Find all lines in the records that include the word "Cases", and copy them out.

── RECORDS PROVIDED

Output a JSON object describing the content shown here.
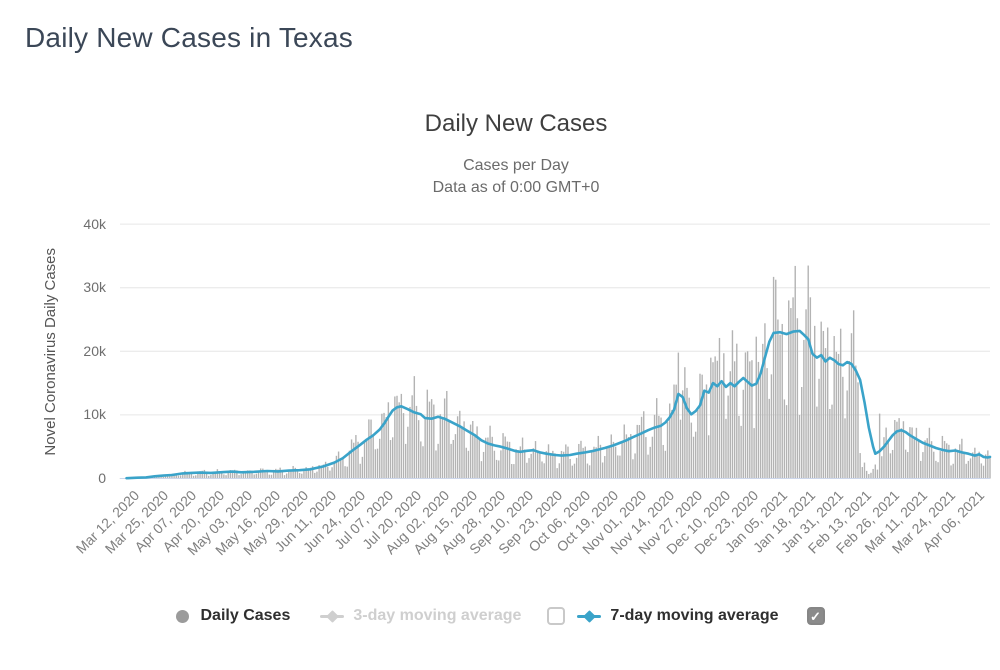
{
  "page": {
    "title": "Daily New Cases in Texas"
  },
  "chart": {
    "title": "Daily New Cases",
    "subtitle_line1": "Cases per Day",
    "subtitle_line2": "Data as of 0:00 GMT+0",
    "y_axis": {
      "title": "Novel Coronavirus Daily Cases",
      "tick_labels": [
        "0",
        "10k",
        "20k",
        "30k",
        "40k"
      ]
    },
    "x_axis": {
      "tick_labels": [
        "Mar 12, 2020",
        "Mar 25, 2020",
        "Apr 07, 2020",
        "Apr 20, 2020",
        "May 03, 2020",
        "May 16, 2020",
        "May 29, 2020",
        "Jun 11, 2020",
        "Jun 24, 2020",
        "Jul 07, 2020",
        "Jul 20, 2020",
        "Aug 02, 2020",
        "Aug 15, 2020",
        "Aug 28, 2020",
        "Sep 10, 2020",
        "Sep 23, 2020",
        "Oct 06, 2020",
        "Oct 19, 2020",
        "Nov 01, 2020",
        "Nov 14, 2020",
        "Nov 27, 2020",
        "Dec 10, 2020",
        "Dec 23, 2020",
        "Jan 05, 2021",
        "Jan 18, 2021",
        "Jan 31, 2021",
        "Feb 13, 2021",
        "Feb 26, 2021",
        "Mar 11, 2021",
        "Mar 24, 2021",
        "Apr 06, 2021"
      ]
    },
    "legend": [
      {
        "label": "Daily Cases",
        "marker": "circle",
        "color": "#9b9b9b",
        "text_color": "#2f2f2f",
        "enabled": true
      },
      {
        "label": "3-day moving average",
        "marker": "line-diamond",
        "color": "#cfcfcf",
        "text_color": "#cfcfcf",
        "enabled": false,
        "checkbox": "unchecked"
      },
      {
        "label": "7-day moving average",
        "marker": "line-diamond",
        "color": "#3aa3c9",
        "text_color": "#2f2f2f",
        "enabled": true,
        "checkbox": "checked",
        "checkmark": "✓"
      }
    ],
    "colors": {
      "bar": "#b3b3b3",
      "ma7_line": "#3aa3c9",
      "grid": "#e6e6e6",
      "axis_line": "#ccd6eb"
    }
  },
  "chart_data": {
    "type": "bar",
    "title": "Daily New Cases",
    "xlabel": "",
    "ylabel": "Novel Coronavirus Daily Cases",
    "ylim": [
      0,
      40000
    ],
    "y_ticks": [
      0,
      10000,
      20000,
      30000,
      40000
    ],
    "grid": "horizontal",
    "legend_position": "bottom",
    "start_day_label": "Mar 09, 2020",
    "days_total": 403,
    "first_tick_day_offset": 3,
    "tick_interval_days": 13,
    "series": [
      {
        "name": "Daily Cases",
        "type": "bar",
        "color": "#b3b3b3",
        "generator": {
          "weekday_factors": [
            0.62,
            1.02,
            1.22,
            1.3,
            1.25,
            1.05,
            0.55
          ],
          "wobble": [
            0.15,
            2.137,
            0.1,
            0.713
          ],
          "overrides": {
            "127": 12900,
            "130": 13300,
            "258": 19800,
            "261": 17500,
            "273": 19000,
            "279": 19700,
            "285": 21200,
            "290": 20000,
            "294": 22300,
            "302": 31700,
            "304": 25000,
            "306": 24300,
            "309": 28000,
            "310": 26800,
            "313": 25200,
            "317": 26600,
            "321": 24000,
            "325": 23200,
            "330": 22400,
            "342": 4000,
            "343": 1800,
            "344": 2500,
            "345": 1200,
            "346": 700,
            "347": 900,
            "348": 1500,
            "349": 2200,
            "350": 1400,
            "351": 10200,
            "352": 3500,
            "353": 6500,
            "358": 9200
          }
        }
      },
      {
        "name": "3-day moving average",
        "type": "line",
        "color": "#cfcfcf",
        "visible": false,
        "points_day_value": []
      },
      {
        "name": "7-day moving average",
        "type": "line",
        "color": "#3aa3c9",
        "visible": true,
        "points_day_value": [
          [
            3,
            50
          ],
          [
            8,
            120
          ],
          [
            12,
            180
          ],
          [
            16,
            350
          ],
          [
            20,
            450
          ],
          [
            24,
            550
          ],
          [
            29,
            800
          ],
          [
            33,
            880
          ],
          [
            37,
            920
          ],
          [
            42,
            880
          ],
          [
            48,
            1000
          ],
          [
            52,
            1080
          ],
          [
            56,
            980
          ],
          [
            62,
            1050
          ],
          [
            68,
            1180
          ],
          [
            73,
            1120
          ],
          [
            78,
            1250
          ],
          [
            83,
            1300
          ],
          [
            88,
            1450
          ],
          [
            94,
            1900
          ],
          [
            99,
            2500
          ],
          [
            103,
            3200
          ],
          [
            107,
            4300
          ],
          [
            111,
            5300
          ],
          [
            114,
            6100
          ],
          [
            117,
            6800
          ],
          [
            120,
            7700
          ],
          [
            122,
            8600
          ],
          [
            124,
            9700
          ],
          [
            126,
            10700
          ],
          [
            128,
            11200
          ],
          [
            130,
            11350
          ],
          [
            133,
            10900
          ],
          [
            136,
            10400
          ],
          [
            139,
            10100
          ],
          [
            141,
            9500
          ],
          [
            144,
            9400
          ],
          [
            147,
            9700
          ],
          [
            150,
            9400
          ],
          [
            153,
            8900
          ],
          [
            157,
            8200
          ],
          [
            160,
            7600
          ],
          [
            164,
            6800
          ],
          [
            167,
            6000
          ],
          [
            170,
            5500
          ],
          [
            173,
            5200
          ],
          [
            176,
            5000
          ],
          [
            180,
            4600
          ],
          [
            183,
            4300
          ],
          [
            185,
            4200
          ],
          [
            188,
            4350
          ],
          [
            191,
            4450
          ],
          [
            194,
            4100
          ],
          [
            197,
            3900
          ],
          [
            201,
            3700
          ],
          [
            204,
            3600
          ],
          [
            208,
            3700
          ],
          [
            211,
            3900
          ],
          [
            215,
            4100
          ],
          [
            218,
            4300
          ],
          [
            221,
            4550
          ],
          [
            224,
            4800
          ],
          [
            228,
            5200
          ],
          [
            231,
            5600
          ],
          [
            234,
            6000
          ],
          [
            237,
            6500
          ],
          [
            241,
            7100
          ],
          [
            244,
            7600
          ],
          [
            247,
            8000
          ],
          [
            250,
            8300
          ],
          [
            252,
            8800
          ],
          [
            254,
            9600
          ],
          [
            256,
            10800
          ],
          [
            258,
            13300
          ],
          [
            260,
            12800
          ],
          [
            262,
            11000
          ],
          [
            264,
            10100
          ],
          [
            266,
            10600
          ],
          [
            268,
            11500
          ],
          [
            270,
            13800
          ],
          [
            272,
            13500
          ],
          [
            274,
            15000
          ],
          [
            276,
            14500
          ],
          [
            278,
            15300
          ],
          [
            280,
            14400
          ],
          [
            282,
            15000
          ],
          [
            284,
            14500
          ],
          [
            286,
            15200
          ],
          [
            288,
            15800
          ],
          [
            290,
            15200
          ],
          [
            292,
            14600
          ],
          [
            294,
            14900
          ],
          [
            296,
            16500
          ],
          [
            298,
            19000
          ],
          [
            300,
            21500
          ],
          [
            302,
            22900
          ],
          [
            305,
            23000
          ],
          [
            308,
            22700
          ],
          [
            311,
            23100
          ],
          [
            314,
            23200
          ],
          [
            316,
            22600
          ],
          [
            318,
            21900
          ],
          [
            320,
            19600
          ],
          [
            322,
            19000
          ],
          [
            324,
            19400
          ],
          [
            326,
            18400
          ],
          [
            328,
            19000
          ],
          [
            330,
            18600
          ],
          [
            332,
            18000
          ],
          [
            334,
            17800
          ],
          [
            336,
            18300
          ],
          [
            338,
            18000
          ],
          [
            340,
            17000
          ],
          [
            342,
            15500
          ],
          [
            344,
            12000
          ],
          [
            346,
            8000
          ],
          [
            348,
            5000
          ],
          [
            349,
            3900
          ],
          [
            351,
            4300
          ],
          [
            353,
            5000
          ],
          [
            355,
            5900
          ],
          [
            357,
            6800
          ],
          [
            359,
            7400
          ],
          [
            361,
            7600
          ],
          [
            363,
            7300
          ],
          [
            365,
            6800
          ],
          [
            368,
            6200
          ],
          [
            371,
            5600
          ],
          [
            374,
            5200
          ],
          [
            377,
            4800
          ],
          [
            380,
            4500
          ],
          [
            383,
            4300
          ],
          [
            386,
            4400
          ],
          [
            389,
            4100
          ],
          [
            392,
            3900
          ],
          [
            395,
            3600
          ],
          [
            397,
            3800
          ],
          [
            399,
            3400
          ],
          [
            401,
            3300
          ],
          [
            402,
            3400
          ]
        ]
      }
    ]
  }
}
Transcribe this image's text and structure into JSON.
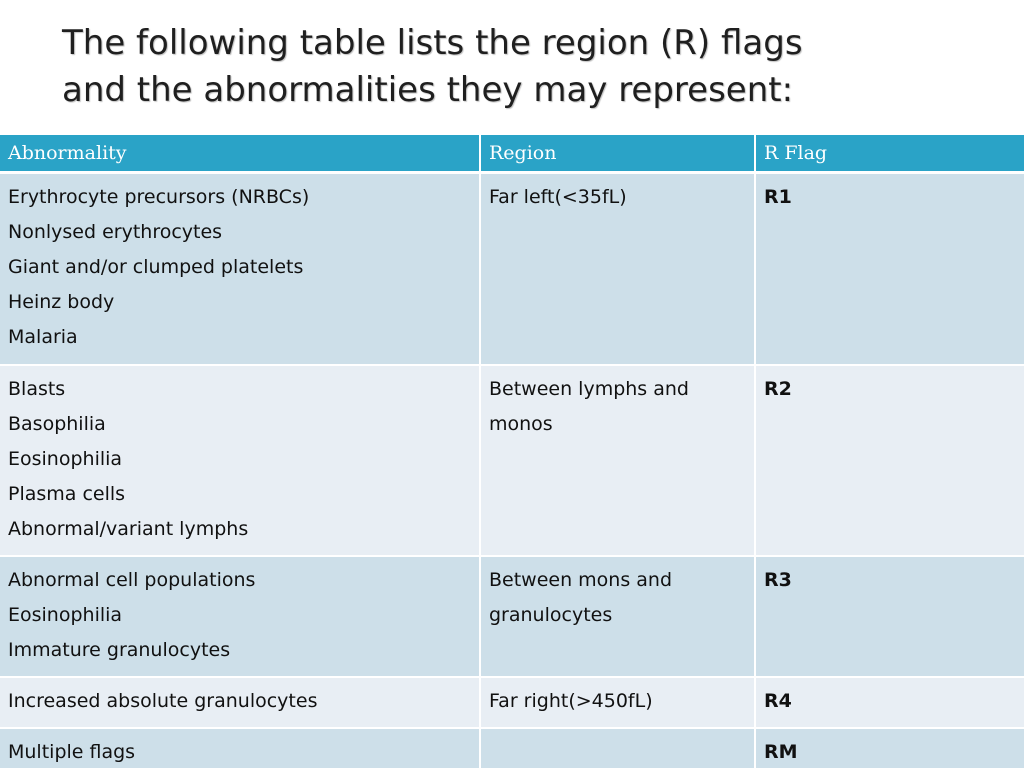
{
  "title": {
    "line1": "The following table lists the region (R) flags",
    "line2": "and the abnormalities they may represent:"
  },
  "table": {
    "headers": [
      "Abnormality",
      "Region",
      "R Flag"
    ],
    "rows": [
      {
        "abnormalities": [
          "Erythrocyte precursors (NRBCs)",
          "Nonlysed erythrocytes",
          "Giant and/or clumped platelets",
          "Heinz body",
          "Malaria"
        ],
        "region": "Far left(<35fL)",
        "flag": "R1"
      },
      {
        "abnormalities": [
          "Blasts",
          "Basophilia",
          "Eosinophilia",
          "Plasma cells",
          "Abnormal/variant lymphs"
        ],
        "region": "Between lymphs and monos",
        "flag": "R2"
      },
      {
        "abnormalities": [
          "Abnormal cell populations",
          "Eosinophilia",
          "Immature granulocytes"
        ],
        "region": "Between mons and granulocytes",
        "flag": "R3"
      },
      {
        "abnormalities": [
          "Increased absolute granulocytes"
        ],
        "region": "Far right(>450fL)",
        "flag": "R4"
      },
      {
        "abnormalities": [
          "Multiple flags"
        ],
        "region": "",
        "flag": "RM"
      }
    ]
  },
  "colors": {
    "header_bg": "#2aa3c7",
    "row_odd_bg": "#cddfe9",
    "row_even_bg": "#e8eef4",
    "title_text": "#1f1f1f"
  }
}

────

• ANSWER SECTION
    "title": "Daily New Cases in Texas"
    "title": "Daily New Cases",
    "subtitle_line1": "Cases per Day",
      "title": "Novel Coronavirus Daily Cases",
        "label": "Daily Cases",
    "title": "Daily New Cases",
    "ylabel": "Novel Coronavirus Daily Cases",
        "name": "Daily Cases",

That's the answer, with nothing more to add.